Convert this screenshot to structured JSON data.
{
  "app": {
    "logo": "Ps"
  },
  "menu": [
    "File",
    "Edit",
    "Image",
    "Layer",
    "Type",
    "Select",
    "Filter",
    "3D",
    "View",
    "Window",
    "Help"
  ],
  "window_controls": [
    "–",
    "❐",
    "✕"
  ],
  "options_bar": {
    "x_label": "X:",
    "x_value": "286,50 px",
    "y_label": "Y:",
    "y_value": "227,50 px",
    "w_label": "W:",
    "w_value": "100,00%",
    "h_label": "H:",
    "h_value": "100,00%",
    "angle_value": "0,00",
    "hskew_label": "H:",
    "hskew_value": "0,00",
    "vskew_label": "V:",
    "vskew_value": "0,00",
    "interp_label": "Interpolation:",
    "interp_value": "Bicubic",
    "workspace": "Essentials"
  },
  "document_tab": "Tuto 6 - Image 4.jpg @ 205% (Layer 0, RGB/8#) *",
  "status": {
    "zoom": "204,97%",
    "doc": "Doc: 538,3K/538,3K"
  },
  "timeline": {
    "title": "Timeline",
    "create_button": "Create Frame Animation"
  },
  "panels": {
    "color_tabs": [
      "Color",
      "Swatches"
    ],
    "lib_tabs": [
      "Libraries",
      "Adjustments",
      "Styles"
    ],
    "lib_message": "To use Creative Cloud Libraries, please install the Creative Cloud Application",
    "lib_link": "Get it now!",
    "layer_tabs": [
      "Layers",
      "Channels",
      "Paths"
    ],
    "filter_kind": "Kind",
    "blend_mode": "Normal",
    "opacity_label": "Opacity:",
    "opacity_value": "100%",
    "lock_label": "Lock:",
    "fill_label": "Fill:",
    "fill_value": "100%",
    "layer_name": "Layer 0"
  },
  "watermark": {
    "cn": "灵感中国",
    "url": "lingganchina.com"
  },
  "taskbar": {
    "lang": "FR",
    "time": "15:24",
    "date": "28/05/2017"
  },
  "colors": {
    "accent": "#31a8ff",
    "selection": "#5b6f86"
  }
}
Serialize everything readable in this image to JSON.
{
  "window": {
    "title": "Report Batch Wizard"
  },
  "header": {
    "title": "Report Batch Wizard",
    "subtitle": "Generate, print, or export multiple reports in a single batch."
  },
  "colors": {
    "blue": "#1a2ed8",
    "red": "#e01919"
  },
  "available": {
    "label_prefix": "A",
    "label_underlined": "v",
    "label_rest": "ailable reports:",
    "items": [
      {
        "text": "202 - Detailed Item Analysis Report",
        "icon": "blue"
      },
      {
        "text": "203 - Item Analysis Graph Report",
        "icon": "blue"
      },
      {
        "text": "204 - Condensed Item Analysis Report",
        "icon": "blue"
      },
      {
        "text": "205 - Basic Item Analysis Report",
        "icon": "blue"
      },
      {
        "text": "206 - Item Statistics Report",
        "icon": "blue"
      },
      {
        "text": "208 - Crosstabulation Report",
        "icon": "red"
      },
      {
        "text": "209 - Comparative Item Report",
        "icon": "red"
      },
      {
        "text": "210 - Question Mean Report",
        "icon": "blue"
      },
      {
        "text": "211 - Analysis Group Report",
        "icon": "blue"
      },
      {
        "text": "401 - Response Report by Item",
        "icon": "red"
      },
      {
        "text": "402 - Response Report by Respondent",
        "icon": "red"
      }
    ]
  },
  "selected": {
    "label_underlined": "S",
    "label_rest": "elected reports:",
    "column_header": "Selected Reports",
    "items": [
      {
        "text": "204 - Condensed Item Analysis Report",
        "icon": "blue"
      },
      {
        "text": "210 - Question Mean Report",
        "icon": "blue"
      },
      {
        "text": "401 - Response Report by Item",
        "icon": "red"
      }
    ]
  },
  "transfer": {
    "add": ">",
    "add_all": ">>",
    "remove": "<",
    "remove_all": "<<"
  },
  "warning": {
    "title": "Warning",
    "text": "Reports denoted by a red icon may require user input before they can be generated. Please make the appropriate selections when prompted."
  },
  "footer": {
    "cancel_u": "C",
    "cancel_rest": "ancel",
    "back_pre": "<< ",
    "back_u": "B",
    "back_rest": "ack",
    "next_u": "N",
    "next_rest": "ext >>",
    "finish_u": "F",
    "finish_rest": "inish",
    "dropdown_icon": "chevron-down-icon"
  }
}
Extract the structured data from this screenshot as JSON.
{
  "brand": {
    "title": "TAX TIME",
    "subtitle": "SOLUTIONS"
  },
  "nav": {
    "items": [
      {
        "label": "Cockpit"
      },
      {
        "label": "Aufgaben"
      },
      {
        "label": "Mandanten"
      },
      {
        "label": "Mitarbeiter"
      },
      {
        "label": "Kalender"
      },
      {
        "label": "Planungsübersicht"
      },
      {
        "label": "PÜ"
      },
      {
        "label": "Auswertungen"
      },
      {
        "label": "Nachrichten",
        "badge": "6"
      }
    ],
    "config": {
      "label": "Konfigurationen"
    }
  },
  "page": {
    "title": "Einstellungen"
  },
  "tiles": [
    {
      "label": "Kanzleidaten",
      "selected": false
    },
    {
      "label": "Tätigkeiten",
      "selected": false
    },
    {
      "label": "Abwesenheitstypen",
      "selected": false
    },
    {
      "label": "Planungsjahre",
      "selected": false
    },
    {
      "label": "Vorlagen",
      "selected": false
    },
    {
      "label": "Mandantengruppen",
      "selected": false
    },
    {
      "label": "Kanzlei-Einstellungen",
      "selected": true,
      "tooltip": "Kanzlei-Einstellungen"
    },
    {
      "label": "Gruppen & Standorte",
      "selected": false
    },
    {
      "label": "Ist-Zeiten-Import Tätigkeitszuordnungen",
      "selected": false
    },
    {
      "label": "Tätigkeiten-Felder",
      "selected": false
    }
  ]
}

* * *

## Requirements
Restate the whole listing exactly.

## Exercise response
Convert this screenshot to structured JSON data.
{
  "app": {
    "logo": "Ps"
  },
  "menu": [
    "File",
    "Edit",
    "Image",
    "Layer",
    "Type",
    "Select",
    "Filter",
    "3D",
    "View",
    "Window",
    "Help"
  ],
  "window_controls": [
    "–",
    "❐",
    "✕"
  ],
  "options_bar": {
    "x_label": "X:",
    "x_value": "286,50 px",
    "y_label": "Y:",
    "y_value": "227,50 px",
    "w_label": "W:",
    "w_value": "100,00%",
    "h_label": "H:",
    "h_value": "100,00%",
    "angle_value": "0,00",
    "hskew_label": "H:",
    "hskew_value": "0,00",
    "vskew_label": "V:",
    "vskew_value": "0,00",
    "interp_label": "Interpolation:",
    "interp_value": "Bicubic",
    "workspace": "Essentials"
  },
  "document_tab": "Tuto 6 - Image 4.jpg @ 205% (Layer 0, RGB/8#) *",
  "status": {
    "zoom": "204,97%",
    "doc": "Doc: 538,3K/538,3K"
  },
  "timeline": {
    "title": "Timeline",
    "create_button": "Create Frame Animation"
  },
  "panels": {
    "color_tabs": [
      "Color",
      "Swatches"
    ],
    "lib_tabs": [
      "Libraries",
      "Adjustments",
      "Styles"
    ],
    "lib_message": "To use Creative Cloud Libraries, please install the Creative Cloud Application",
    "lib_link": "Get it now!",
    "layer_tabs": [
      "Layers",
      "Channels",
      "Paths"
    ],
    "filter_kind": "Kind",
    "blend_mode": "Normal",
    "opacity_label": "Opacity:",
    "opacity_value": "100%",
    "lock_label": "Lock:",
    "fill_label": "Fill:",
    "fill_value": "100%",
    "layer_name": "Layer 0"
  },
  "watermark": {
    "cn": "灵感中国",
    "url": "lingganchina.com"
  },
  "taskbar": {
    "lang": "FR",
    "time": "15:24",
    "date": "28/05/2017"
  },
  "colors": {
    "accent": "#31a8ff",
    "selection": "#5b6f86"
  }
}
Serialize everything readable in this image to JSON.
{
  "window": {
    "title": "Report Batch Wizard"
  },
  "header": {
    "title": "Report Batch Wizard",
    "subtitle": "Generate, print, or export multiple reports in a single batch."
  },
  "colors": {
    "blue": "#1a2ed8",
    "red": "#e01919"
  },
  "available": {
    "label_prefix": "A",
    "label_underlined": "v",
    "label_rest": "ailable reports:",
    "items": [
      {
        "text": "202 - Detailed Item Analysis Report",
        "icon": "blue"
      },
      {
        "text": "203 - Item Analysis Graph Report",
        "icon": "blue"
      },
      {
        "text": "204 - Condensed Item Analysis Report",
        "icon": "blue"
      },
      {
        "text": "205 - Basic Item Analysis Report",
        "icon": "blue"
      },
      {
        "text": "206 - Item Statistics Report",
        "icon": "blue"
      },
      {
        "text": "208 - Crosstabulation Report",
        "icon": "red"
      },
      {
        "text": "209 - Comparative Item Report",
        "icon": "red"
      },
      {
        "text": "210 - Question Mean Report",
        "icon": "blue"
      },
      {
        "text": "211 - Analysis Group Report",
        "icon": "blue"
      },
      {
        "text": "401 - Response Report by Item",
        "icon": "red"
      },
      {
        "text": "402 - Response Report by Respondent",
        "icon": "red"
      }
    ]
  },
  "selected": {
    "label_underlined": "S",
    "label_rest": "elected reports:",
    "column_header": "Selected Reports",
    "items": [
      {
        "text": "204 - Condensed Item Analysis Report",
        "icon": "blue"
      },
      {
        "text": "210 - Question Mean Report",
        "icon": "blue"
      },
      {
        "text": "401 - Response Report by Item",
        "icon": "red"
      }
    ]
  },
  "transfer": {
    "add": ">",
    "add_all": ">>",
    "remove": "<",
    "remove_all": "<<"
  },
  "warning": {
    "title": "Warning",
    "text": "Reports denoted by a red icon may require user input before they can be generated. Please make the appropriate selections when prompted."
  },
  "footer": {
    "cancel_u": "C",
    "cancel_rest": "ancel",
    "back_pre": "<< ",
    "back_u": "B",
    "back_rest": "ack",
    "next_u": "N",
    "next_rest": "ext >>",
    "finish_u": "F",
    "finish_rest": "inish",
    "dropdown_icon": "chevron-down-icon"
  }
}
Extract the structured data from this screenshot as JSON.
{
  "brand": {
    "title": "TAX TIME",
    "subtitle": "SOLUTIONS"
  },
  "nav": {
    "items": [
      {
        "label": "Cockpit"
      },
      {
        "label": "Aufgaben"
      },
      {
        "label": "Mandanten"
      },
      {
        "label": "Mitarbeiter"
      },
      {
        "label": "Kalender"
      },
      {
        "label": "Planungsübersicht"
      },
      {
        "label": "PÜ"
      },
      {
        "label": "Auswertungen"
      },
      {
        "label": "Nachrichten",
        "badge": "6"
      }
    ],
    "config": {
      "label": "Konfigurationen"
    }
  },
  "page": {
    "title": "Einstellungen"
  },
  "tiles": [
    {
      "label": "Kanzleidaten",
      "selected": false
    },
    {
      "label": "Tätigkeiten",
      "selected": false
    },
    {
      "label": "Abwesenheitstypen",
      "selected": false
    },
    {
      "label": "Planungsjahre",
      "selected": false
    },
    {
      "label": "Vorlagen",
      "selected": false
    },
    {
      "label": "Mandantengruppen",
      "selected": false
    },
    {
      "label": "Kanzlei-Einstellungen",
      "selected": true,
      "tooltip": "Kanzlei-Einstellungen"
    },
    {
      "label": "Gruppen & Standorte",
      "selected": false
    },
    {
      "label": "Ist-Zeiten-Import Tätigkeitszuordnungen",
      "selected": false
    },
    {
      "label": "Tätigkeiten-Felder",
      "selected": false
    }
  ]
}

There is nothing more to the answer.